Layout annotation records:
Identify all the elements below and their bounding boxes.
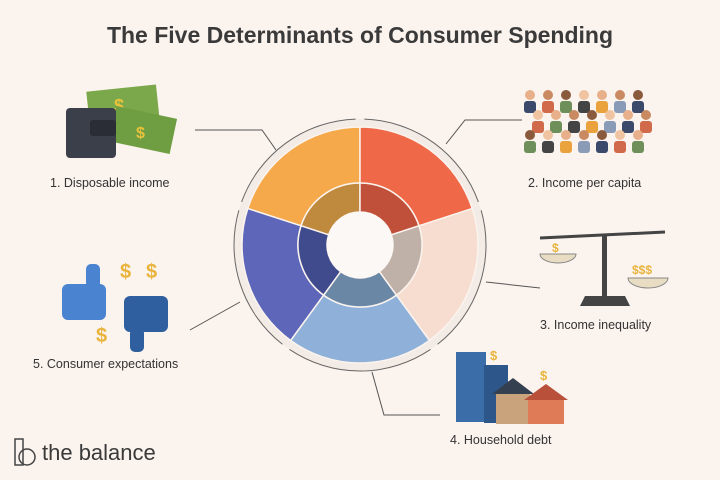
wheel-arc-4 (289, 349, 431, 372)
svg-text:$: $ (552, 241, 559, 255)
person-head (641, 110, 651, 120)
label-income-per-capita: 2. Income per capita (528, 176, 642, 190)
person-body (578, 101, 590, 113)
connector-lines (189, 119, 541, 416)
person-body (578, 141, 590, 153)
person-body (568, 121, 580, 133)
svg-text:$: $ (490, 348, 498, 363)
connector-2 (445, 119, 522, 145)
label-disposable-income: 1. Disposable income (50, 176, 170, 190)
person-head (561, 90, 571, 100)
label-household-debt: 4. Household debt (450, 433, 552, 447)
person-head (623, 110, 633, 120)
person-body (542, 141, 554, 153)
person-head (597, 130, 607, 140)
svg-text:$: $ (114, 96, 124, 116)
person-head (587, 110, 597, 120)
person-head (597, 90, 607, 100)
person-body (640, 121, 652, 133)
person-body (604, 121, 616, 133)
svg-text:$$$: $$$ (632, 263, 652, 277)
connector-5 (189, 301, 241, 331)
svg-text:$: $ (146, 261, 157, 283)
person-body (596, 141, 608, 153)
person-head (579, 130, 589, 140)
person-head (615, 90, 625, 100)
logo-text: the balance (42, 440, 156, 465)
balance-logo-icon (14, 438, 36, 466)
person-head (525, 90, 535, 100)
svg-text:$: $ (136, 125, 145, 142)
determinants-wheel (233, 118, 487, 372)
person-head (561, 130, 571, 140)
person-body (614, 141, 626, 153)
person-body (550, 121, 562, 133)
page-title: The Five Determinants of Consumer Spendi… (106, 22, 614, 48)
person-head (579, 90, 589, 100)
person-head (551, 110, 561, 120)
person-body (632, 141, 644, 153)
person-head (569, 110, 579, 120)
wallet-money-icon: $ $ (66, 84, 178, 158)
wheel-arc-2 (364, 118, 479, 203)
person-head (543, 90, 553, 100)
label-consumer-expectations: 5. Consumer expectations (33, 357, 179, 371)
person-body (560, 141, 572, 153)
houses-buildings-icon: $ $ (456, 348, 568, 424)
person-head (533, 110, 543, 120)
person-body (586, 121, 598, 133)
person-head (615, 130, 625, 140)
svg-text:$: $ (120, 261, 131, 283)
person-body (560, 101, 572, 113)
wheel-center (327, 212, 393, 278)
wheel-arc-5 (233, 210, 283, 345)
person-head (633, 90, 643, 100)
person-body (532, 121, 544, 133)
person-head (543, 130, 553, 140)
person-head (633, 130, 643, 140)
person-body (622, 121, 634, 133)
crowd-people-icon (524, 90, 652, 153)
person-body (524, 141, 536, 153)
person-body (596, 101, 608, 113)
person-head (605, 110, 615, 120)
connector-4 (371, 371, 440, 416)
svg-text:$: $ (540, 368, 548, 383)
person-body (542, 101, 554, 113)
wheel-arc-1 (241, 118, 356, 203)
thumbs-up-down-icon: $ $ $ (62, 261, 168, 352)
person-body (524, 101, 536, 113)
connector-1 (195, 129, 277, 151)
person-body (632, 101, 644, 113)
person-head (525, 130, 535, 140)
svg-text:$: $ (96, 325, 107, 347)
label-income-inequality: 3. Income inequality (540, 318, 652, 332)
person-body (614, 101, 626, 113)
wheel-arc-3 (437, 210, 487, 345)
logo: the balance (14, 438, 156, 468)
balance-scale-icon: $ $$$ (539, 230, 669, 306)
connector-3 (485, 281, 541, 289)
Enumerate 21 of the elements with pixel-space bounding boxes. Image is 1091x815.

### [Written problem]
Copy every line of the data above word for word, leaving out the pictures.

### [Final result]
Identify all the elements below and their bounding boxes.
wheel-arc-4 (289, 349, 431, 372)
svg-text:$: $ (552, 241, 559, 255)
person-head (641, 110, 651, 120)
label-income-per-capita: 2. Income per capita (528, 176, 642, 190)
person-body (578, 101, 590, 113)
connector-lines (189, 119, 541, 416)
person-body (578, 141, 590, 153)
person-body (568, 121, 580, 133)
svg-text:$: $ (490, 348, 498, 363)
connector-2 (445, 119, 522, 145)
label-disposable-income: 1. Disposable income (50, 176, 170, 190)
person-head (561, 90, 571, 100)
label-household-debt: 4. Household debt (450, 433, 552, 447)
person-head (623, 110, 633, 120)
person-body (542, 141, 554, 153)
person-head (597, 130, 607, 140)
svg-text:$: $ (114, 96, 124, 116)
person-head (587, 110, 597, 120)
person-head (597, 90, 607, 100)
person-body (640, 121, 652, 133)
person-body (604, 121, 616, 133)
svg-text:$$$: $$$ (632, 263, 652, 277)
connector-5 (189, 301, 241, 331)
svg-text:$: $ (146, 261, 157, 283)
person-body (596, 141, 608, 153)
person-head (579, 130, 589, 140)
person-head (615, 90, 625, 100)
logo-text: the balance (42, 440, 156, 465)
balance-logo-icon (14, 438, 36, 466)
person-head (525, 90, 535, 100)
svg-text:$: $ (136, 125, 145, 142)
determinants-wheel (233, 118, 487, 372)
person-head (561, 130, 571, 140)
person-body (614, 141, 626, 153)
person-body (550, 121, 562, 133)
page-title: The Five Determinants of Consumer Spendi… (106, 22, 614, 48)
person-head (579, 90, 589, 100)
person-head (551, 110, 561, 120)
person-body (632, 141, 644, 153)
person-head (569, 110, 579, 120)
wallet-money-icon: $ $ (66, 84, 178, 158)
wheel-arc-2 (364, 118, 479, 203)
person-head (543, 90, 553, 100)
label-consumer-expectations: 5. Consumer expectations (33, 357, 179, 371)
person-body (560, 141, 572, 153)
houses-buildings-icon: $ $ (456, 348, 568, 424)
person-head (533, 110, 543, 120)
person-body (586, 121, 598, 133)
person-head (615, 130, 625, 140)
svg-text:$: $ (120, 261, 131, 283)
person-body (560, 101, 572, 113)
wheel-center (327, 212, 393, 278)
wheel-arc-5 (233, 210, 283, 345)
person-head (633, 90, 643, 100)
person-body (532, 121, 544, 133)
person-head (543, 130, 553, 140)
person-head (633, 130, 643, 140)
person-body (622, 121, 634, 133)
crowd-people-icon (524, 90, 652, 153)
person-body (524, 141, 536, 153)
person-body (596, 101, 608, 113)
person-head (605, 110, 615, 120)
connector-4 (371, 371, 440, 416)
svg-text:$: $ (540, 368, 548, 383)
person-body (542, 101, 554, 113)
wheel-arc-1 (241, 118, 356, 203)
thumbs-up-down-icon: $ $ $ (62, 261, 168, 352)
person-body (524, 101, 536, 113)
connector-1 (195, 129, 277, 151)
person-body (632, 101, 644, 113)
person-head (525, 130, 535, 140)
svg-text:$: $ (96, 325, 107, 347)
label-income-inequality: 3. Income inequality (540, 318, 652, 332)
person-body (614, 101, 626, 113)
wheel-arc-3 (437, 210, 487, 345)
logo: the balance (14, 438, 156, 468)
balance-scale-icon: $ $$$ (539, 230, 669, 306)
connector-3 (485, 281, 541, 289)
Enumerate 21 of the elements with pixel-space bounding boxes. Image is 1091x815.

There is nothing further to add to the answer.